--- YOUR TASK ---
Without the pictures, can you quote each line below exactly?

--- SUPPLIED INFORMATION ---
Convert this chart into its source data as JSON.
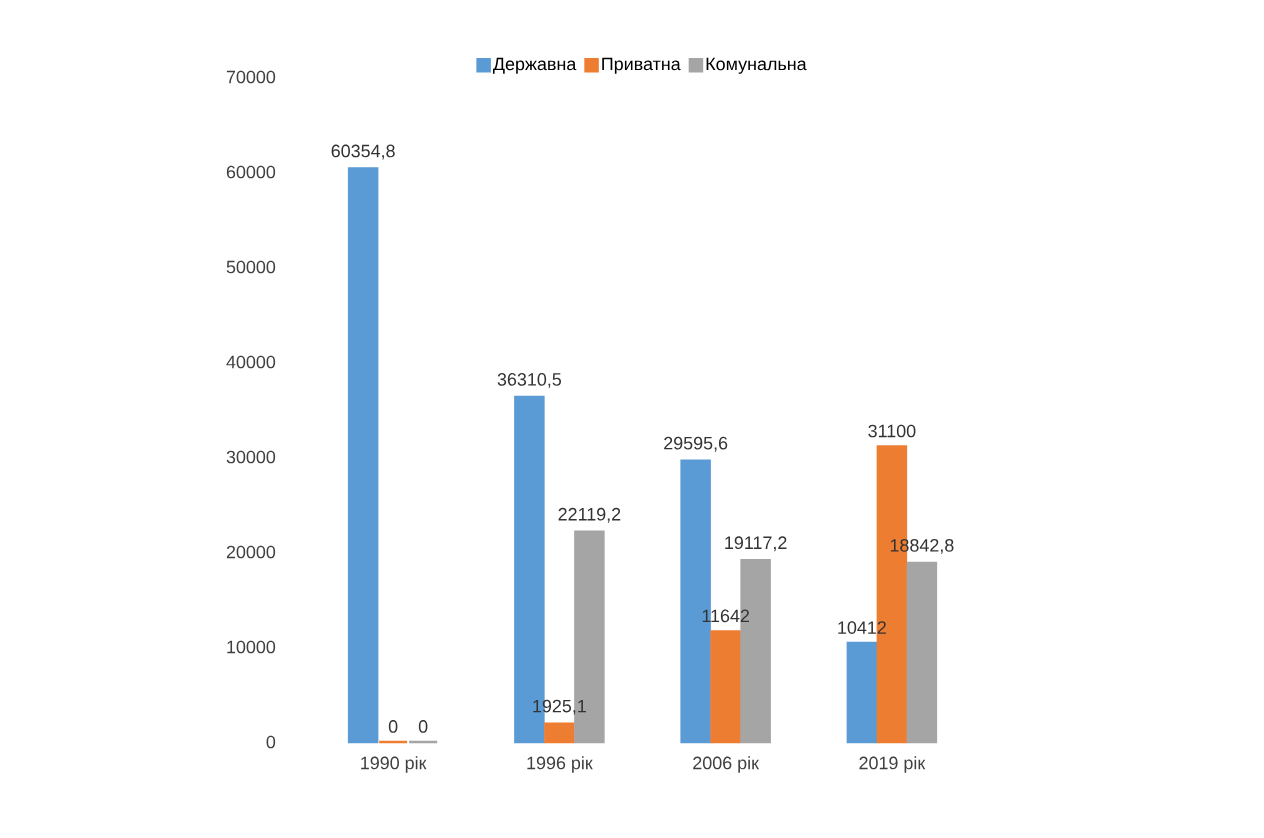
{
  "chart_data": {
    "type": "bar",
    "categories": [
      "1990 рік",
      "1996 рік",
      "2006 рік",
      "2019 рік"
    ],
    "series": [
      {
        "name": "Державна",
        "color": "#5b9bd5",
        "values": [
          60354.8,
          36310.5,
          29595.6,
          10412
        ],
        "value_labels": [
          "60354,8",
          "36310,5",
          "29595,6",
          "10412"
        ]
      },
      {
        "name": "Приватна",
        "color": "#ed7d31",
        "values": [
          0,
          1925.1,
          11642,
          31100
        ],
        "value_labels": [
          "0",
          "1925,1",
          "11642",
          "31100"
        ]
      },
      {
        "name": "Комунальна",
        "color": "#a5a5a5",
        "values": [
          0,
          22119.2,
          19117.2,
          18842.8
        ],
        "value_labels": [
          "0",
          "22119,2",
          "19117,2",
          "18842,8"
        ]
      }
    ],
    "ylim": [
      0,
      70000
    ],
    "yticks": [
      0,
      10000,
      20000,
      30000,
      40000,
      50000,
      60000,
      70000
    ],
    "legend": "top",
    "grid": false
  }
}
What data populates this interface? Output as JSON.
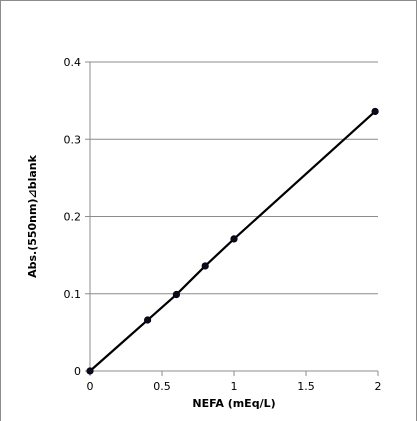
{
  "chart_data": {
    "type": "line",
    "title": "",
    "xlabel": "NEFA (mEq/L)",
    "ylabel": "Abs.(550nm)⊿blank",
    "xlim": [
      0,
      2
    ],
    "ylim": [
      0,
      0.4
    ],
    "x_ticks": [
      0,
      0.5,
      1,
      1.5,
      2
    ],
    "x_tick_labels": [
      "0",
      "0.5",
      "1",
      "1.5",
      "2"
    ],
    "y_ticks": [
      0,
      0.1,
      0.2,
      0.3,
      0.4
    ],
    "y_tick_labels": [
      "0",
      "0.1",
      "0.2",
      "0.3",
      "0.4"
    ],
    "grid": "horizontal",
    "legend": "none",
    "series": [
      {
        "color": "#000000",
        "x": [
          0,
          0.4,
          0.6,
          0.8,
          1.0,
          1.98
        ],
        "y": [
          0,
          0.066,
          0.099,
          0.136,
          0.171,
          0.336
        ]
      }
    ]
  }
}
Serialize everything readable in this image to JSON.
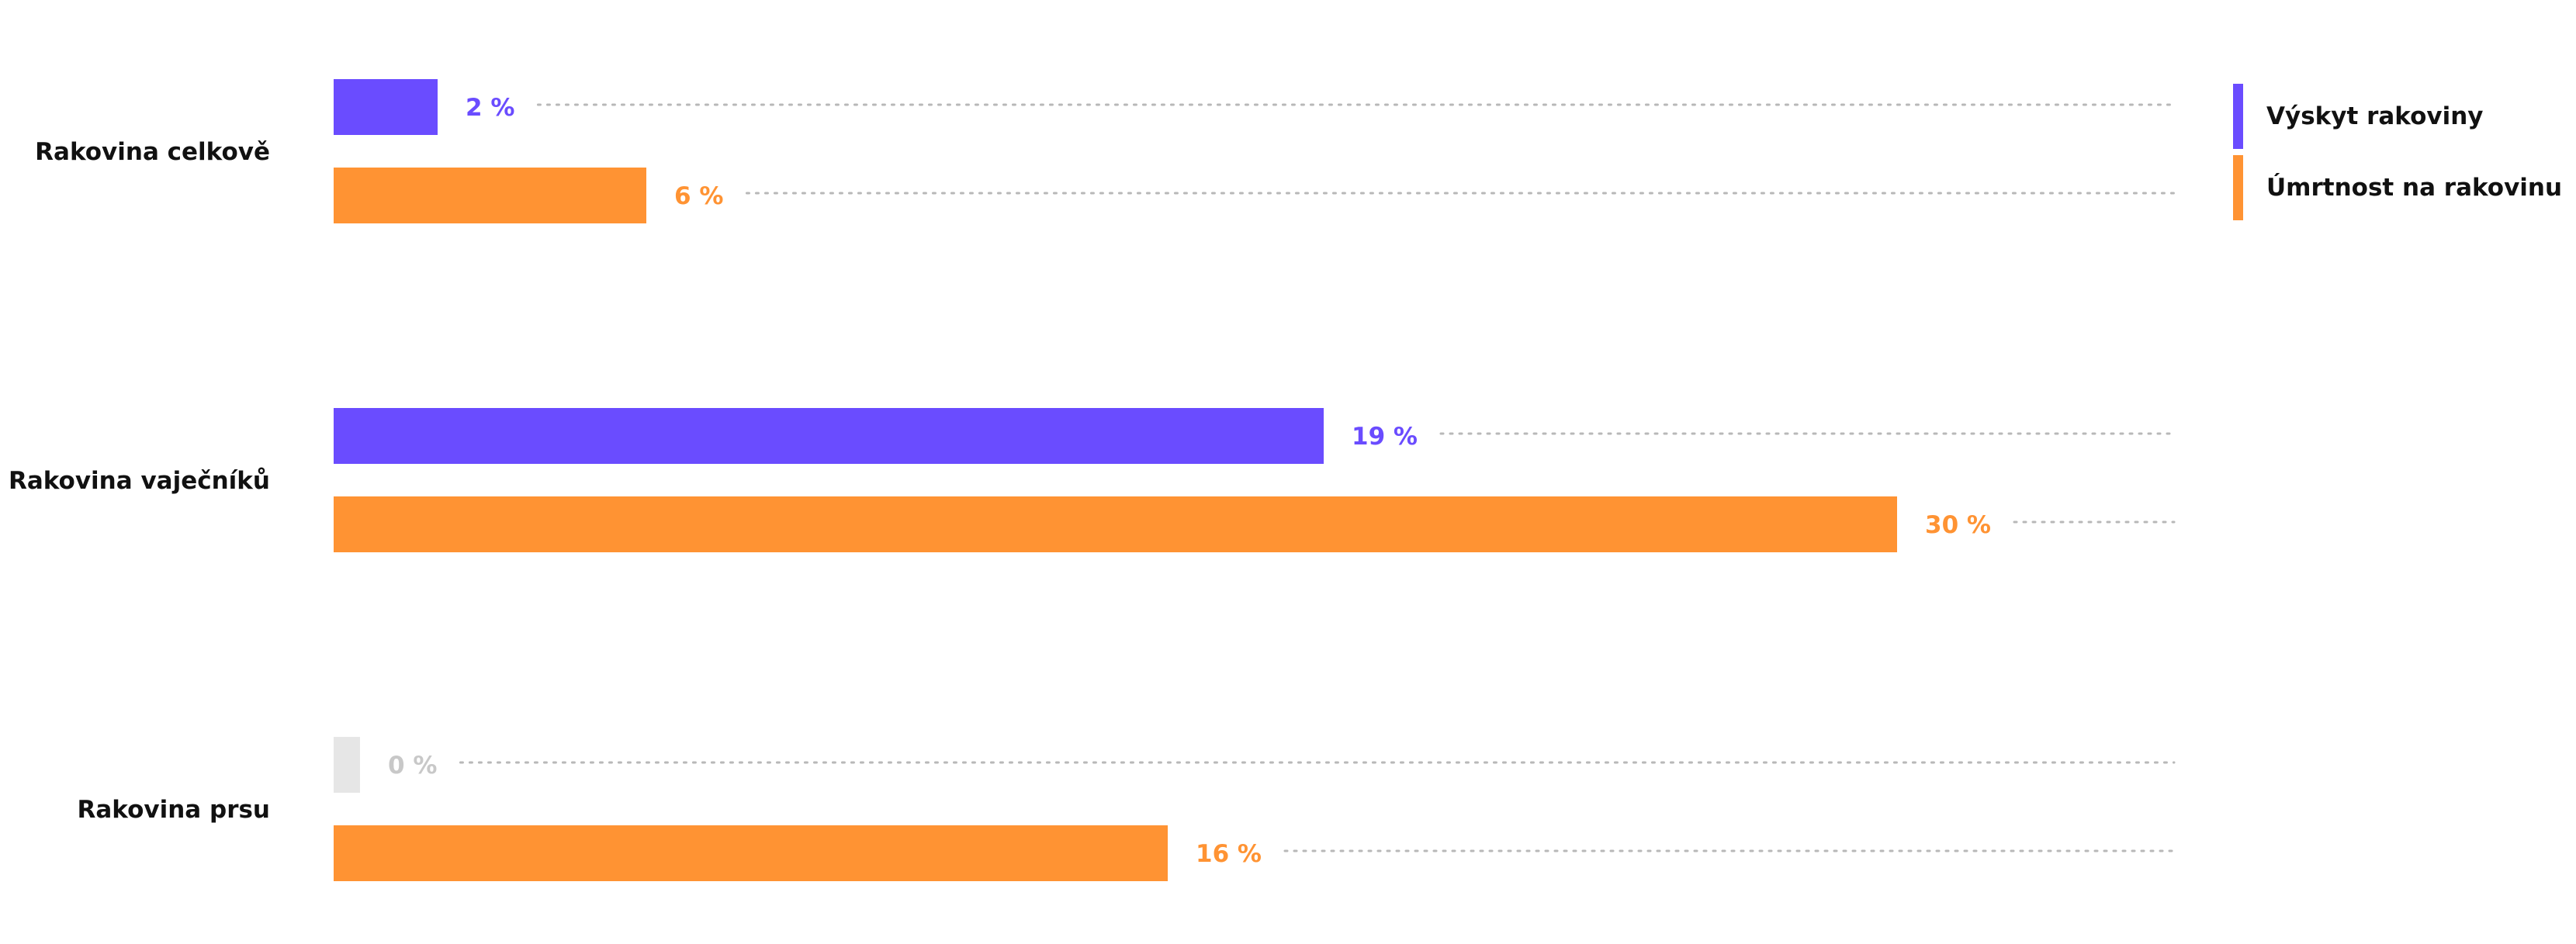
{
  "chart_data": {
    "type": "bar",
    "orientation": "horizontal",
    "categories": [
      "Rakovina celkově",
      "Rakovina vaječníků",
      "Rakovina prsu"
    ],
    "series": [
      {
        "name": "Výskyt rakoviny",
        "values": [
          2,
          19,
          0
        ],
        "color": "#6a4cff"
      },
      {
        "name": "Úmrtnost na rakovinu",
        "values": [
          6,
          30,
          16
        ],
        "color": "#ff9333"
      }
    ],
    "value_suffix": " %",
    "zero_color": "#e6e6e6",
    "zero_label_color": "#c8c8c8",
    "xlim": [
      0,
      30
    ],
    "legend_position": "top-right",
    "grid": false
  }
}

--- FULL ANSWER ---
Convert this chart into its source data as JSON.
{
  "chart_data": {
    "type": "bar",
    "categories": [
      "1990 рік",
      "1996 рік",
      "2006 рік",
      "2019 рік"
    ],
    "series": [
      {
        "name": "Державна",
        "color": "#5b9bd5",
        "values": [
          60354.8,
          36310.5,
          29595.6,
          10412
        ],
        "value_labels": [
          "60354,8",
          "36310,5",
          "29595,6",
          "10412"
        ]
      },
      {
        "name": "Приватна",
        "color": "#ed7d31",
        "values": [
          0,
          1925.1,
          11642,
          31100
        ],
        "value_labels": [
          "0",
          "1925,1",
          "11642",
          "31100"
        ]
      },
      {
        "name": "Комунальна",
        "color": "#a5a5a5",
        "values": [
          0,
          22119.2,
          19117.2,
          18842.8
        ],
        "value_labels": [
          "0",
          "22119,2",
          "19117,2",
          "18842,8"
        ]
      }
    ],
    "ylim": [
      0,
      70000
    ],
    "yticks": [
      0,
      10000,
      20000,
      30000,
      40000,
      50000,
      60000,
      70000
    ],
    "legend": "top",
    "grid": false
  }
}
What data populates this interface? Output as JSON.
{
  "chart_data": {
    "type": "line",
    "title": "",
    "xlabel": "NEFA (mEq/L)",
    "ylabel": "Abs.(550nm)⊿blank",
    "xlim": [
      0,
      2
    ],
    "ylim": [
      0,
      0.4
    ],
    "x_ticks": [
      0,
      0.5,
      1,
      1.5,
      2
    ],
    "x_tick_labels": [
      "0",
      "0.5",
      "1",
      "1.5",
      "2"
    ],
    "y_ticks": [
      0,
      0.1,
      0.2,
      0.3,
      0.4
    ],
    "y_tick_labels": [
      "0",
      "0.1",
      "0.2",
      "0.3",
      "0.4"
    ],
    "grid": "horizontal",
    "legend": "none",
    "series": [
      {
        "color": "#000000",
        "x": [
          0,
          0.4,
          0.6,
          0.8,
          1.0,
          1.98
        ],
        "y": [
          0,
          0.066,
          0.099,
          0.136,
          0.171,
          0.336
        ]
      }
    ]
  }
}
Serialize everything readable in this image to JSON.
{
  "chart_data": {
    "type": "bar",
    "orientation": "horizontal",
    "categories": [
      "Rakovina celkově",
      "Rakovina vaječníků",
      "Rakovina prsu"
    ],
    "series": [
      {
        "name": "Výskyt rakoviny",
        "values": [
          2,
          19,
          0
        ],
        "color": "#6a4cff"
      },
      {
        "name": "Úmrtnost na rakovinu",
        "values": [
          6,
          30,
          16
        ],
        "color": "#ff9333"
      }
    ],
    "value_suffix": " %",
    "zero_color": "#e6e6e6",
    "zero_label_color": "#c8c8c8",
    "xlim": [
      0,
      30
    ],
    "legend_position": "top-right",
    "grid": false
  }
}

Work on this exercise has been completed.